> **GIVEN INSTRUCTION**:
Repeat the whole listing exactly as written.

┌──

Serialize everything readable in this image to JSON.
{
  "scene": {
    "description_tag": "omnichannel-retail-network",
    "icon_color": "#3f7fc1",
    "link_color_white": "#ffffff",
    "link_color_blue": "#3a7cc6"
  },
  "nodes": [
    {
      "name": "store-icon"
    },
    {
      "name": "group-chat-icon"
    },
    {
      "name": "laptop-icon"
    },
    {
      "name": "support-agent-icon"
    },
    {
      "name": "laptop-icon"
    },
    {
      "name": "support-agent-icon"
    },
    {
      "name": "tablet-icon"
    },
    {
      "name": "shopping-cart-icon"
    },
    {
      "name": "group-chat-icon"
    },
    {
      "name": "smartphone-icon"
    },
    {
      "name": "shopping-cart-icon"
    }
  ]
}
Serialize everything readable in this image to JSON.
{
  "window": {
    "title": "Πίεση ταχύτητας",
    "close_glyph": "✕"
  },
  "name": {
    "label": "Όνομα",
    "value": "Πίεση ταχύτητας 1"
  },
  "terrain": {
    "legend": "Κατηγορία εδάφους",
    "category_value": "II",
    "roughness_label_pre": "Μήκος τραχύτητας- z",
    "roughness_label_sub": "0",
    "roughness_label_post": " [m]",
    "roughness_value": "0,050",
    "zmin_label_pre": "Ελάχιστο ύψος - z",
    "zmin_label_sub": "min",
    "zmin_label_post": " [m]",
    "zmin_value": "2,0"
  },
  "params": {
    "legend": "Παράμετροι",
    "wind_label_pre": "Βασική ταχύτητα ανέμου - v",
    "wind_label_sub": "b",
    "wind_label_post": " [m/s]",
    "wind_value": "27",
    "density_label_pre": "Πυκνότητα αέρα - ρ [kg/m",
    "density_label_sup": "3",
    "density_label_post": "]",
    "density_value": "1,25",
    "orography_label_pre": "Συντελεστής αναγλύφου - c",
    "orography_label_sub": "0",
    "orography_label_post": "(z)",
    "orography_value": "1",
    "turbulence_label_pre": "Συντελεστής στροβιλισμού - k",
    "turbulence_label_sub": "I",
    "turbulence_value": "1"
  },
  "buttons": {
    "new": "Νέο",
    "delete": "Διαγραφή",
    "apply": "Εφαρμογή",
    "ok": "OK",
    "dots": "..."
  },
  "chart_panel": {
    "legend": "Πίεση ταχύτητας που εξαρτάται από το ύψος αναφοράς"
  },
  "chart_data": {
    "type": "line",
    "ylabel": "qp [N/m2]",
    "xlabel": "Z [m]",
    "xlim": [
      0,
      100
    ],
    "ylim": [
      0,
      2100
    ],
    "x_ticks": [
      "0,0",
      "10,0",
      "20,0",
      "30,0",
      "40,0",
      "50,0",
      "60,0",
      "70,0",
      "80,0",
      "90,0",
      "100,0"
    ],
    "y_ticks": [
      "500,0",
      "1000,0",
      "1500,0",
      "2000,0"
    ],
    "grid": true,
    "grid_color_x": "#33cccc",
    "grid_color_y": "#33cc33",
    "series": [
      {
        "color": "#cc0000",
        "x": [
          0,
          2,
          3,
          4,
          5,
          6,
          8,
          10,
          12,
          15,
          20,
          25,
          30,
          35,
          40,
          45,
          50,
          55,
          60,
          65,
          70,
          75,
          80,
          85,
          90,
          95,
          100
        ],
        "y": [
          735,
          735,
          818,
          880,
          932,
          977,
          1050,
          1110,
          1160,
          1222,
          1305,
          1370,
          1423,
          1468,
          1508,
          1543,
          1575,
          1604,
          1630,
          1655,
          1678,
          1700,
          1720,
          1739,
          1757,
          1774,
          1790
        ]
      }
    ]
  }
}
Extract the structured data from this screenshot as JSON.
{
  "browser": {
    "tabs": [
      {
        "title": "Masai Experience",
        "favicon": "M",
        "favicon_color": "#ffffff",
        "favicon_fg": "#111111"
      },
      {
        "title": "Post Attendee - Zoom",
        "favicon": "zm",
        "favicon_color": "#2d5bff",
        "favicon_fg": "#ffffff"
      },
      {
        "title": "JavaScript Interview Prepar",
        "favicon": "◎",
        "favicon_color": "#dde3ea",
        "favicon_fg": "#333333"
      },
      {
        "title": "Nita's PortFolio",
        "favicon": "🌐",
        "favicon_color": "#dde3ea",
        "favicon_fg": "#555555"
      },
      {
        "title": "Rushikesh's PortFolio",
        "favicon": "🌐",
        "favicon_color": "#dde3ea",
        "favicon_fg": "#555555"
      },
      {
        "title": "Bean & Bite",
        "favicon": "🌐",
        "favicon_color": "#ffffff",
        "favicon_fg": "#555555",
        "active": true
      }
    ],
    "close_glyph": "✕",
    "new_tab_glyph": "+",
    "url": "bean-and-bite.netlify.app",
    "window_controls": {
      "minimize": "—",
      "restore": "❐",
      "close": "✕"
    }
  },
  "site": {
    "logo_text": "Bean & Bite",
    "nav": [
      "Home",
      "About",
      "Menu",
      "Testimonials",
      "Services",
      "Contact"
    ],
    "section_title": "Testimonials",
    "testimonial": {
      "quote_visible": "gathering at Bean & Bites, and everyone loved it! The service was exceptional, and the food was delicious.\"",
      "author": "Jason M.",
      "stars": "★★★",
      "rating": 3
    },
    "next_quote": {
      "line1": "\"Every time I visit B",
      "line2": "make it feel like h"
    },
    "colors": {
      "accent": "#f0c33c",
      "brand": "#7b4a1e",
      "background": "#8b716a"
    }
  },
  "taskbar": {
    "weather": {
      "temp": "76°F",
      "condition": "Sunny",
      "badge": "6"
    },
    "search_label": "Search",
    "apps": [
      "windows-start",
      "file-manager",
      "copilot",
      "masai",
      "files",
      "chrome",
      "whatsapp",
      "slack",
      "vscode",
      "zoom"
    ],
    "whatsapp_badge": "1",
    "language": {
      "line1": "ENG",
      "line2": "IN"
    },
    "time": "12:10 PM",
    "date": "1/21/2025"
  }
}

└──

> **ANSWER TO THIS TASK**:
Serialize everything readable in this image to JSON.
{
  "scene": {
    "description_tag": "omnichannel-retail-network",
    "icon_color": "#3f7fc1",
    "link_color_white": "#ffffff",
    "link_color_blue": "#3a7cc6"
  },
  "nodes": [
    {
      "name": "store-icon"
    },
    {
      "name": "group-chat-icon"
    },
    {
      "name": "laptop-icon"
    },
    {
      "name": "support-agent-icon"
    },
    {
      "name": "laptop-icon"
    },
    {
      "name": "support-agent-icon"
    },
    {
      "name": "tablet-icon"
    },
    {
      "name": "shopping-cart-icon"
    },
    {
      "name": "group-chat-icon"
    },
    {
      "name": "smartphone-icon"
    },
    {
      "name": "shopping-cart-icon"
    }
  ]
}
Serialize everything readable in this image to JSON.
{
  "window": {
    "title": "Πίεση ταχύτητας",
    "close_glyph": "✕"
  },
  "name": {
    "label": "Όνομα",
    "value": "Πίεση ταχύτητας 1"
  },
  "terrain": {
    "legend": "Κατηγορία εδάφους",
    "category_value": "II",
    "roughness_label_pre": "Μήκος τραχύτητας- z",
    "roughness_label_sub": "0",
    "roughness_label_post": " [m]",
    "roughness_value": "0,050",
    "zmin_label_pre": "Ελάχιστο ύψος - z",
    "zmin_label_sub": "min",
    "zmin_label_post": " [m]",
    "zmin_value": "2,0"
  },
  "params": {
    "legend": "Παράμετροι",
    "wind_label_pre": "Βασική ταχύτητα ανέμου - v",
    "wind_label_sub": "b",
    "wind_label_post": " [m/s]",
    "wind_value": "27",
    "density_label_pre": "Πυκνότητα αέρα - ρ [kg/m",
    "density_label_sup": "3",
    "density_label_post": "]",
    "density_value": "1,25",
    "orography_label_pre": "Συντελεστής αναγλύφου - c",
    "orography_label_sub": "0",
    "orography_label_post": "(z)",
    "orography_value": "1",
    "turbulence_label_pre": "Συντελεστής στροβιλισμού - k",
    "turbulence_label_sub": "I",
    "turbulence_value": "1"
  },
  "buttons": {
    "new": "Νέο",
    "delete": "Διαγραφή",
    "apply": "Εφαρμογή",
    "ok": "OK",
    "dots": "..."
  },
  "chart_panel": {
    "legend": "Πίεση ταχύτητας που εξαρτάται από το ύψος αναφοράς"
  },
  "chart_data": {
    "type": "line",
    "ylabel": "qp [N/m2]",
    "xlabel": "Z [m]",
    "xlim": [
      0,
      100
    ],
    "ylim": [
      0,
      2100
    ],
    "x_ticks": [
      "0,0",
      "10,0",
      "20,0",
      "30,0",
      "40,0",
      "50,0",
      "60,0",
      "70,0",
      "80,0",
      "90,0",
      "100,0"
    ],
    "y_ticks": [
      "500,0",
      "1000,0",
      "1500,0",
      "2000,0"
    ],
    "grid": true,
    "grid_color_x": "#33cccc",
    "grid_color_y": "#33cc33",
    "series": [
      {
        "color": "#cc0000",
        "x": [
          0,
          2,
          3,
          4,
          5,
          6,
          8,
          10,
          12,
          15,
          20,
          25,
          30,
          35,
          40,
          45,
          50,
          55,
          60,
          65,
          70,
          75,
          80,
          85,
          90,
          95,
          100
        ],
        "y": [
          735,
          735,
          818,
          880,
          932,
          977,
          1050,
          1110,
          1160,
          1222,
          1305,
          1370,
          1423,
          1468,
          1508,
          1543,
          1575,
          1604,
          1630,
          1655,
          1678,
          1700,
          1720,
          1739,
          1757,
          1774,
          1790
        ]
      }
    ]
  }
}
Extract the structured data from this screenshot as JSON.
{
  "browser": {
    "tabs": [
      {
        "title": "Masai Experience",
        "favicon": "M",
        "favicon_color": "#ffffff",
        "favicon_fg": "#111111"
      },
      {
        "title": "Post Attendee - Zoom",
        "favicon": "zm",
        "favicon_color": "#2d5bff",
        "favicon_fg": "#ffffff"
      },
      {
        "title": "JavaScript Interview Prepar",
        "favicon": "◎",
        "favicon_color": "#dde3ea",
        "favicon_fg": "#333333"
      },
      {
        "title": "Nita's PortFolio",
        "favicon": "🌐",
        "favicon_color": "#dde3ea",
        "favicon_fg": "#555555"
      },
      {
        "title": "Rushikesh's PortFolio",
        "favicon": "🌐",
        "favicon_color": "#dde3ea",
        "favicon_fg": "#555555"
      },
      {
        "title": "Bean & Bite",
        "favicon": "🌐",
        "favicon_color": "#ffffff",
        "favicon_fg": "#555555",
        "active": true
      }
    ],
    "close_glyph": "✕",
    "new_tab_glyph": "+",
    "url": "bean-and-bite.netlify.app",
    "window_controls": {
      "minimize": "—",
      "restore": "❐",
      "close": "✕"
    }
  },
  "site": {
    "logo_text": "Bean & Bite",
    "nav": [
      "Home",
      "About",
      "Menu",
      "Testimonials",
      "Services",
      "Contact"
    ],
    "section_title": "Testimonials",
    "testimonial": {
      "quote_visible": "gathering at Bean & Bites, and everyone loved it! The service was exceptional, and the food was delicious.\"",
      "author": "Jason M.",
      "stars": "★★★",
      "rating": 3
    },
    "next_quote": {
      "line1": "\"Every time I visit B",
      "line2": "make it feel like h"
    },
    "colors": {
      "accent": "#f0c33c",
      "brand": "#7b4a1e",
      "background": "#8b716a"
    }
  },
  "taskbar": {
    "weather": {
      "temp": "76°F",
      "condition": "Sunny",
      "badge": "6"
    },
    "search_label": "Search",
    "apps": [
      "windows-start",
      "file-manager",
      "copilot",
      "masai",
      "files",
      "chrome",
      "whatsapp",
      "slack",
      "vscode",
      "zoom"
    ],
    "whatsapp_badge": "1",
    "language": {
      "line1": "ENG",
      "line2": "IN"
    },
    "time": "12:10 PM",
    "date": "1/21/2025"
  }
}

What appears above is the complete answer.